- Data for this exercise -
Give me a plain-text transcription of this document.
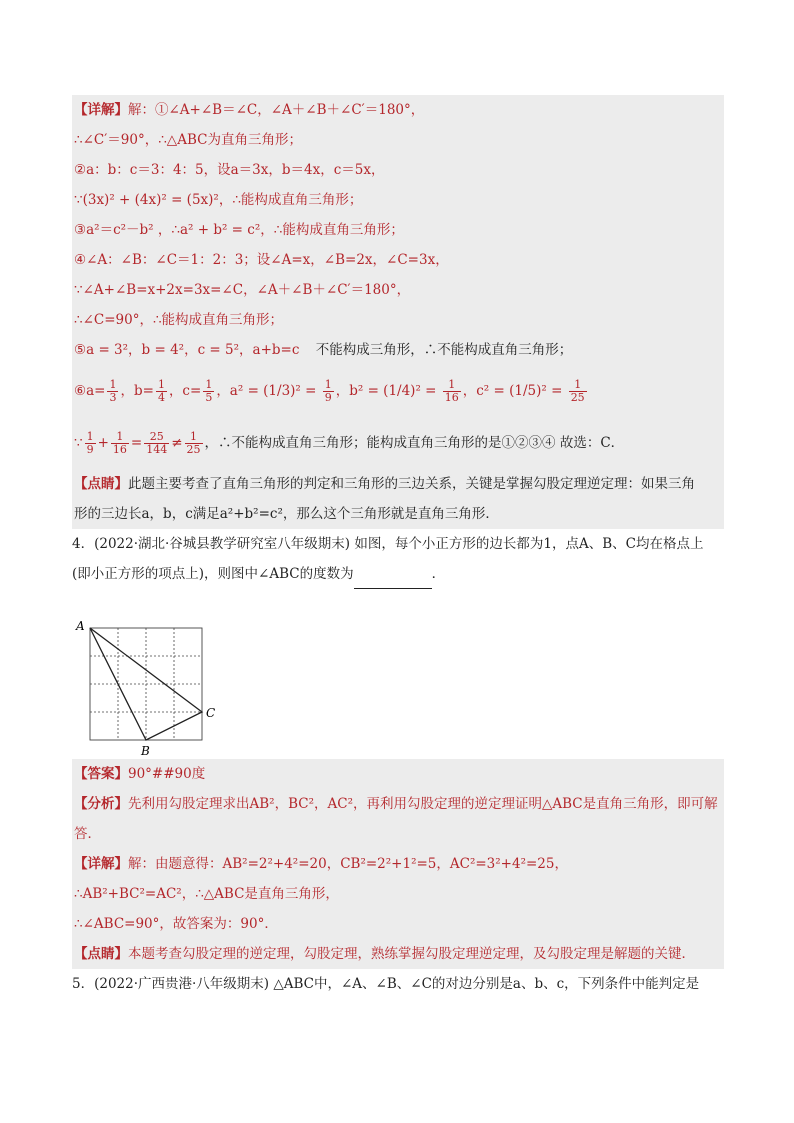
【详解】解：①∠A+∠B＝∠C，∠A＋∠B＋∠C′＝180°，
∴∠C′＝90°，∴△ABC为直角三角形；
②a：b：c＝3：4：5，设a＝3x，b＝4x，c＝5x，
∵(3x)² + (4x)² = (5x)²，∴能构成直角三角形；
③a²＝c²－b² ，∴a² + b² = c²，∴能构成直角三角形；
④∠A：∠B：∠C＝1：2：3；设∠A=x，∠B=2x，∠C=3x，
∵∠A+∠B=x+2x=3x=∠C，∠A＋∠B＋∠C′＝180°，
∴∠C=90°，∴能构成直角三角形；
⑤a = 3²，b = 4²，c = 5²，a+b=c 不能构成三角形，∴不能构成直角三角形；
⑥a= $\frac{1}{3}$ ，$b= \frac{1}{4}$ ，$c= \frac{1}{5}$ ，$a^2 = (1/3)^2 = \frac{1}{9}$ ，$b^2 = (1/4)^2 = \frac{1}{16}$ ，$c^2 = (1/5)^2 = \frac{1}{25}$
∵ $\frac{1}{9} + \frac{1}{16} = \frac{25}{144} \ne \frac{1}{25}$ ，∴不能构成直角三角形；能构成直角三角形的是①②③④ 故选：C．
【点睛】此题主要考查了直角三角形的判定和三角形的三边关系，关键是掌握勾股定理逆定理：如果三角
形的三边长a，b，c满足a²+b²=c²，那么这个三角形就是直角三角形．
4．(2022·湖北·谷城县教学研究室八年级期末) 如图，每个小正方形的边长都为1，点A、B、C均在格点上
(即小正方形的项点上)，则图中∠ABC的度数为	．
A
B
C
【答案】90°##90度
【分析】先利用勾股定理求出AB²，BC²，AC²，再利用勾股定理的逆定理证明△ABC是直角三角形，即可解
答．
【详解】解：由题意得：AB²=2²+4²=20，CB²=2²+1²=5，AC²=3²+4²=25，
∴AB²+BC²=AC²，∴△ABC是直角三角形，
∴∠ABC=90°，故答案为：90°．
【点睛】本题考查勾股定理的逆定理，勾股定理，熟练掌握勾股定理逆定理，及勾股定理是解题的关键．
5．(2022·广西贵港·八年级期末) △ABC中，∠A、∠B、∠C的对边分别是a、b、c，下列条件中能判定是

- Problem to solve -
Where a line of the material above holds the string "frac", copy that line.

- Task response -
⑥a= $\frac{1}{3}$ ，$b= \frac{1}{4}$ ，$c= \frac{1}{5}$ ，$a^2 = (1/3)^2 = \frac{1}{9}$ ，$b^2 = (1/4)^2 = \frac{1}{16}$ ，$c^2 = (1/5)^2 = \frac{1}{25}$
∵ $\frac{1}{9} + \frac{1}{16} = \frac{25}{144} \ne \frac{1}{25}$ ，∴不能构成直角三角形；能构成直角三角形的是①②③④ 故选：C．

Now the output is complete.